What the task asks ->
Identify every line containing the word "dailytasksbot" and reproduce each one.

Provided records ->
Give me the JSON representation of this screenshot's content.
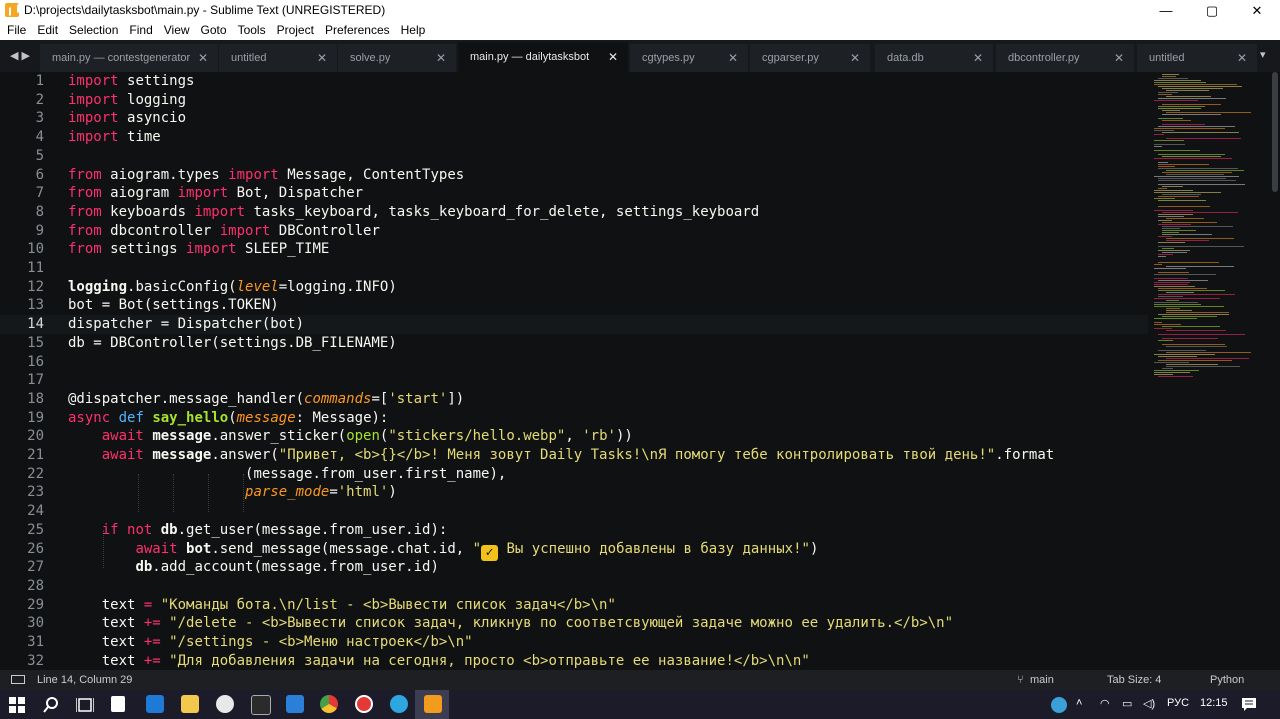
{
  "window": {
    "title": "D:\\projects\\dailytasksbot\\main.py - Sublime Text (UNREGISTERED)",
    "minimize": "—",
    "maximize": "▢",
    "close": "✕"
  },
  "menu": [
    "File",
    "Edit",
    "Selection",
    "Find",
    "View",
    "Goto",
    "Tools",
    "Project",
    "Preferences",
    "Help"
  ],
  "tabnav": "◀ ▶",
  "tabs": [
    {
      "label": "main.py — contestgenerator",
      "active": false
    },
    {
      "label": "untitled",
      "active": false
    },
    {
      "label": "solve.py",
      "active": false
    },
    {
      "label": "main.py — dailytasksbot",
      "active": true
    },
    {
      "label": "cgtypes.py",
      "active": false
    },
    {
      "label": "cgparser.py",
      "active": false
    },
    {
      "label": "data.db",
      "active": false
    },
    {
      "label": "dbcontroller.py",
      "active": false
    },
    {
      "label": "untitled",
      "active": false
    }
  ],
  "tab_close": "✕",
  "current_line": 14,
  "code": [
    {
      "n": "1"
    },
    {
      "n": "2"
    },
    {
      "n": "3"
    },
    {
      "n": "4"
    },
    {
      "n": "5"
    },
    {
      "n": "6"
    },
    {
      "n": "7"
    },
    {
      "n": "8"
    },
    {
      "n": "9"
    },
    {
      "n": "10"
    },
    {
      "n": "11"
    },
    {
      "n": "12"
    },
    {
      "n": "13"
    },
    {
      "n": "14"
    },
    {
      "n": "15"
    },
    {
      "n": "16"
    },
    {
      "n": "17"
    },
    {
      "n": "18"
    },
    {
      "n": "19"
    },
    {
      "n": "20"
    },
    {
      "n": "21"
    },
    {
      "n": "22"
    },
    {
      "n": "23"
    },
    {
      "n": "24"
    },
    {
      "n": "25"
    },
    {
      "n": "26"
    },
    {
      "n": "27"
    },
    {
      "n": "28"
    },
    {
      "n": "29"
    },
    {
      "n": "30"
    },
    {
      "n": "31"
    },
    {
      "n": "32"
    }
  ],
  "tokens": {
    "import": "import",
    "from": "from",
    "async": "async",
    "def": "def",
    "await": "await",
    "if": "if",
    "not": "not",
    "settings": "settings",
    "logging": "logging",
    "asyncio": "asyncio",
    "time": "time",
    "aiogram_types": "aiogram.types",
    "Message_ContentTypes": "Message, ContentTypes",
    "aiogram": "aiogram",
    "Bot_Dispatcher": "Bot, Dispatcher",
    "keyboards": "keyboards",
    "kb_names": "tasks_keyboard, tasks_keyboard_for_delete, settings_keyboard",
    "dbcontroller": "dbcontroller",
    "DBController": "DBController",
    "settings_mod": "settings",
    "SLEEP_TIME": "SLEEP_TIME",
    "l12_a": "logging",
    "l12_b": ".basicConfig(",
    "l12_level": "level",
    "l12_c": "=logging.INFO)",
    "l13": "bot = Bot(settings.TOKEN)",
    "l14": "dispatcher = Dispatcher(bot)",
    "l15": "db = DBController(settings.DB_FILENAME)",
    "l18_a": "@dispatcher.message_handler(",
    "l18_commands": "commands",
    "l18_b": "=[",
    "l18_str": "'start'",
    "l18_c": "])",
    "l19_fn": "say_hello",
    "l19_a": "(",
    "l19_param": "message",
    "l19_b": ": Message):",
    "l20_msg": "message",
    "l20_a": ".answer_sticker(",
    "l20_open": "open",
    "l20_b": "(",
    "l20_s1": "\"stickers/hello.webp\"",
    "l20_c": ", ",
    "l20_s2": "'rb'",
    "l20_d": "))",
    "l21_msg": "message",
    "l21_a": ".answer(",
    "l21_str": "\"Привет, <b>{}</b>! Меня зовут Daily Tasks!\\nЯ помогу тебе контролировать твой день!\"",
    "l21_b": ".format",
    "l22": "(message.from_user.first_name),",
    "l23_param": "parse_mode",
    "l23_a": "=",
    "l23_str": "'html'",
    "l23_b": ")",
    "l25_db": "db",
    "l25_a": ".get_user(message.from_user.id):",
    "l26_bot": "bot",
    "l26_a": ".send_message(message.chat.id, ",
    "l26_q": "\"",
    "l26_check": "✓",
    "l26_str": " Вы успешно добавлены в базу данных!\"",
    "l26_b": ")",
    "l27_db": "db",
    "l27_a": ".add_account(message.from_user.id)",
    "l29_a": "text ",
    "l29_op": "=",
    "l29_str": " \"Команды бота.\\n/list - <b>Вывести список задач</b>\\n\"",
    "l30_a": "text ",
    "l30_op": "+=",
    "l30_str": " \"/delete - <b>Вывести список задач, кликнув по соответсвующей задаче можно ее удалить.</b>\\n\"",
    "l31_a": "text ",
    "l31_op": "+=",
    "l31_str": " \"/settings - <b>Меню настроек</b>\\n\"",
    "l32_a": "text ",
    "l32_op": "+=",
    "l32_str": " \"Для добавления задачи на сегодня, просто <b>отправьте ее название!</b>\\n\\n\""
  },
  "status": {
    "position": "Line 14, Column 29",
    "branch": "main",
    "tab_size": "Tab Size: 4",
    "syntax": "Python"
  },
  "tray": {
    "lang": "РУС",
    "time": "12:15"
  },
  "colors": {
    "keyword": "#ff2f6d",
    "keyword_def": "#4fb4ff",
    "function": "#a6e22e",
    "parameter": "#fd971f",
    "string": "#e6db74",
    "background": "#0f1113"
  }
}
* * *
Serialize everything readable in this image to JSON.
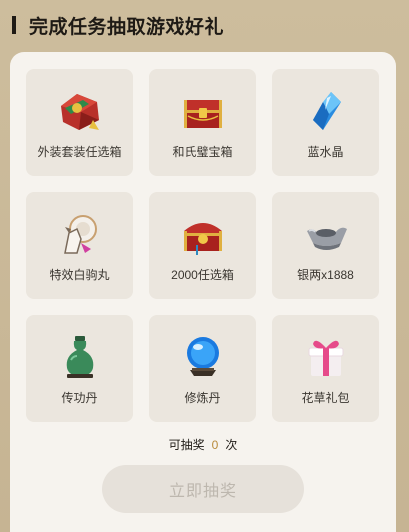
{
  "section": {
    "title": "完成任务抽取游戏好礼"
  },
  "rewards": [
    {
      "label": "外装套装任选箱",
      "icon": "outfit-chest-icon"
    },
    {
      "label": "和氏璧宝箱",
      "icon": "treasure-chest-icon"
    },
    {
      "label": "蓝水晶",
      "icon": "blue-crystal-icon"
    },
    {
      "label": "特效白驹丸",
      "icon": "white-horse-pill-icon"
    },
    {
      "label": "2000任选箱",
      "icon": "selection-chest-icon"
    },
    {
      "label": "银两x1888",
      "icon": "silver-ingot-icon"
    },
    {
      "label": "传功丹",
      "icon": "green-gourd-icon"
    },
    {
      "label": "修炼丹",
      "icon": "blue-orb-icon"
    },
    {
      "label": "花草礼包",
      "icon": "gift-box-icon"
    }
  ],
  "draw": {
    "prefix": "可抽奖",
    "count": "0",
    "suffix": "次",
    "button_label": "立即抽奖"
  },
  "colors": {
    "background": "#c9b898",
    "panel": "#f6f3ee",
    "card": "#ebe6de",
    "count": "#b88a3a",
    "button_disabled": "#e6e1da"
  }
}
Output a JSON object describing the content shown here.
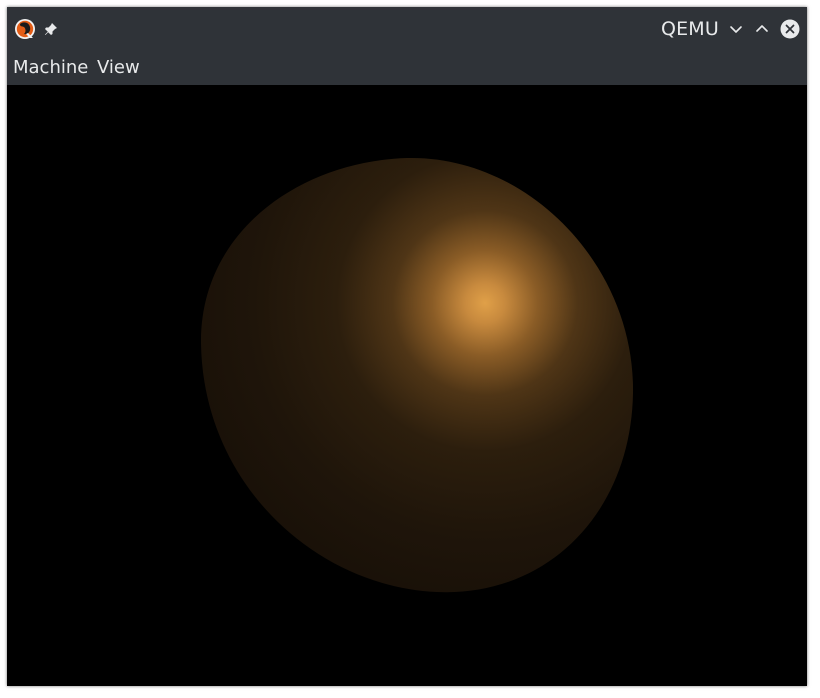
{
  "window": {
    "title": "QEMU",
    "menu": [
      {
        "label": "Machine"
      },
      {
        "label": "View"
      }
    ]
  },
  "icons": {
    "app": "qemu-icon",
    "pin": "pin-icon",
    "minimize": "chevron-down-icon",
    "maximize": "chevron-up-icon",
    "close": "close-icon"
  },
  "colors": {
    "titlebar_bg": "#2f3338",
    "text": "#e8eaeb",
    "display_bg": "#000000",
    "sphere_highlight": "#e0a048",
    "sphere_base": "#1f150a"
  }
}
==
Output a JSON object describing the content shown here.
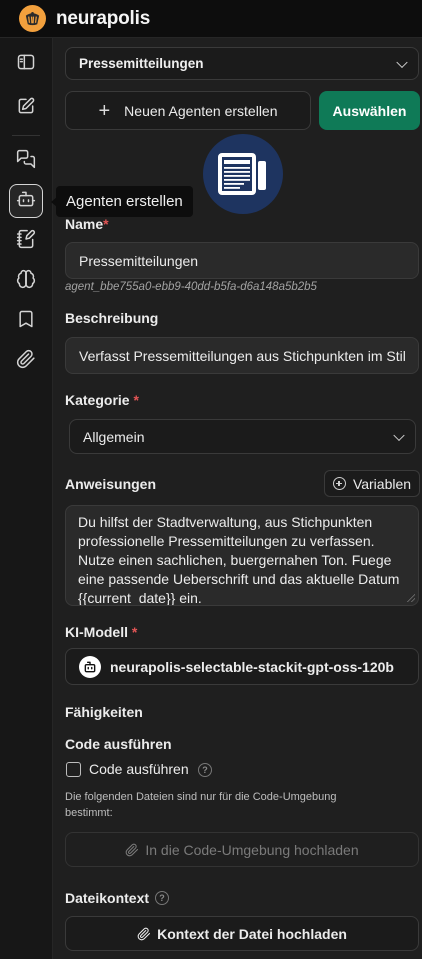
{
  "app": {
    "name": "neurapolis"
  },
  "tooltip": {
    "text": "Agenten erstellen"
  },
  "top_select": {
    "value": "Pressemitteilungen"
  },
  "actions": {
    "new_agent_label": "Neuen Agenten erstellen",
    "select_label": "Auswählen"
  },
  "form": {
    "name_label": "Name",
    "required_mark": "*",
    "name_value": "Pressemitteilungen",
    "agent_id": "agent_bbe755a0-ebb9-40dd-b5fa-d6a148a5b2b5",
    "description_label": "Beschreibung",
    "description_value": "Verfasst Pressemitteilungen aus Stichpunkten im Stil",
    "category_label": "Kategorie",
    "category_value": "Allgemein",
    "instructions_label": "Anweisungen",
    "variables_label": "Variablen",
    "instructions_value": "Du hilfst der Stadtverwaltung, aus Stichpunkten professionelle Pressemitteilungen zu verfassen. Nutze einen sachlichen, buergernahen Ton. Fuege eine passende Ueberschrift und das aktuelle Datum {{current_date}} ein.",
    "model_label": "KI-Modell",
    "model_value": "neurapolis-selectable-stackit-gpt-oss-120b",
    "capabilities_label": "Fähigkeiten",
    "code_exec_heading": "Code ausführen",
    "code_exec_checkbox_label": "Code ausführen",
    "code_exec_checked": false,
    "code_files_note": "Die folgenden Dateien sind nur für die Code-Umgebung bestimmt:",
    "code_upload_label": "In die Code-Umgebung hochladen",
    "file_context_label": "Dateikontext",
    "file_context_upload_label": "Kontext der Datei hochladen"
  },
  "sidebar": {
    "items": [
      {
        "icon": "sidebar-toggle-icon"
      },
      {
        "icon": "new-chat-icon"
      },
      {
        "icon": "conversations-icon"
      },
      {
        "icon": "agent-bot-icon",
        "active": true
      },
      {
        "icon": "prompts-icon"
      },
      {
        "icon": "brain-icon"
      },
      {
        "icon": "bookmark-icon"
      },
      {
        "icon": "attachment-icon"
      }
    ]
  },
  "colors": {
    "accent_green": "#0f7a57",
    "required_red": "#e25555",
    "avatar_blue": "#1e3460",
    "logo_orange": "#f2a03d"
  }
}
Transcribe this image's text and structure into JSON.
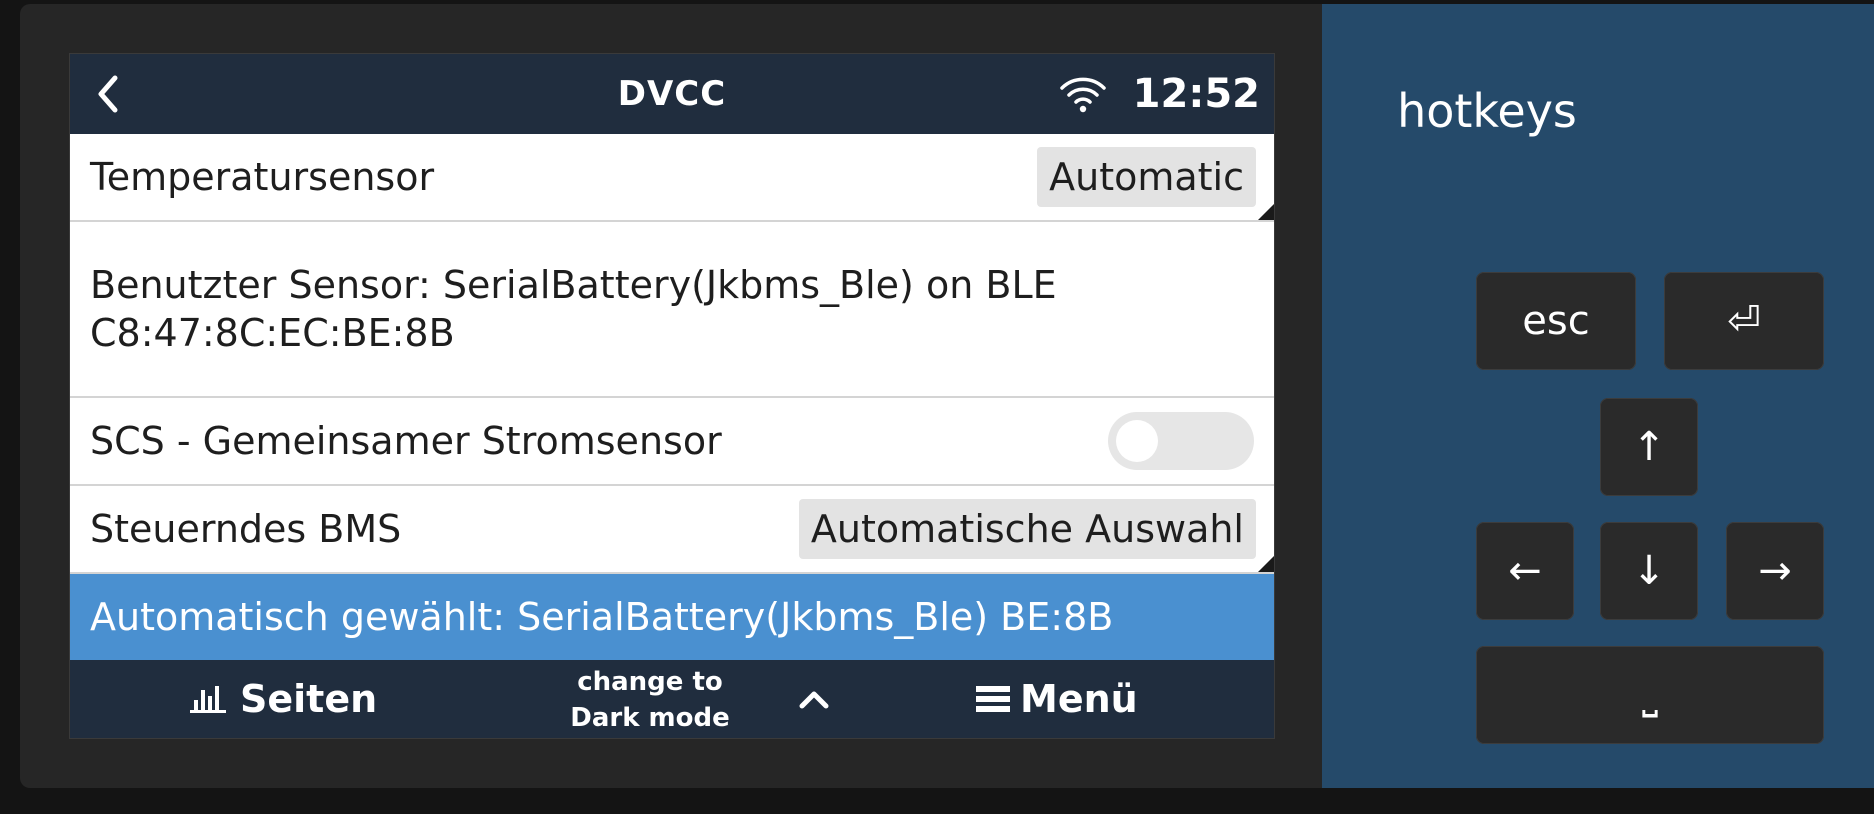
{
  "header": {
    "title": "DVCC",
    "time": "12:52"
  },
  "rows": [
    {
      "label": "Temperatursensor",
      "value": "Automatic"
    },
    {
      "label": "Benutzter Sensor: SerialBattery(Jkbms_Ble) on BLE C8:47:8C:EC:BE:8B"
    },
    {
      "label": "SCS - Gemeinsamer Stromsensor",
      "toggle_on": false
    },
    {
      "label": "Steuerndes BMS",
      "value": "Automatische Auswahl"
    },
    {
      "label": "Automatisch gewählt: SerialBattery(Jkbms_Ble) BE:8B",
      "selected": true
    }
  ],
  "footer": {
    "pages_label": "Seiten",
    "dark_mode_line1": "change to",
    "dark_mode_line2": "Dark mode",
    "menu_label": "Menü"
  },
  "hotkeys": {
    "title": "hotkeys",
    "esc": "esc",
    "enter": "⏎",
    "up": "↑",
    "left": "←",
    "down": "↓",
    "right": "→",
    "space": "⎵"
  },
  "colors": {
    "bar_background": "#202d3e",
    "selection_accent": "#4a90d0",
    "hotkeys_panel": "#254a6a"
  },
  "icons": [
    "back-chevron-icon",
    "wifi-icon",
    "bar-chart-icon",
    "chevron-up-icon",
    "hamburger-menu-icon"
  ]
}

Task response ->
    "title": "D:\\projects\\dailytasksbot\\main.py - Sublime Text (UNREGISTERED)",
      "label": "main.py — dailytasksbot",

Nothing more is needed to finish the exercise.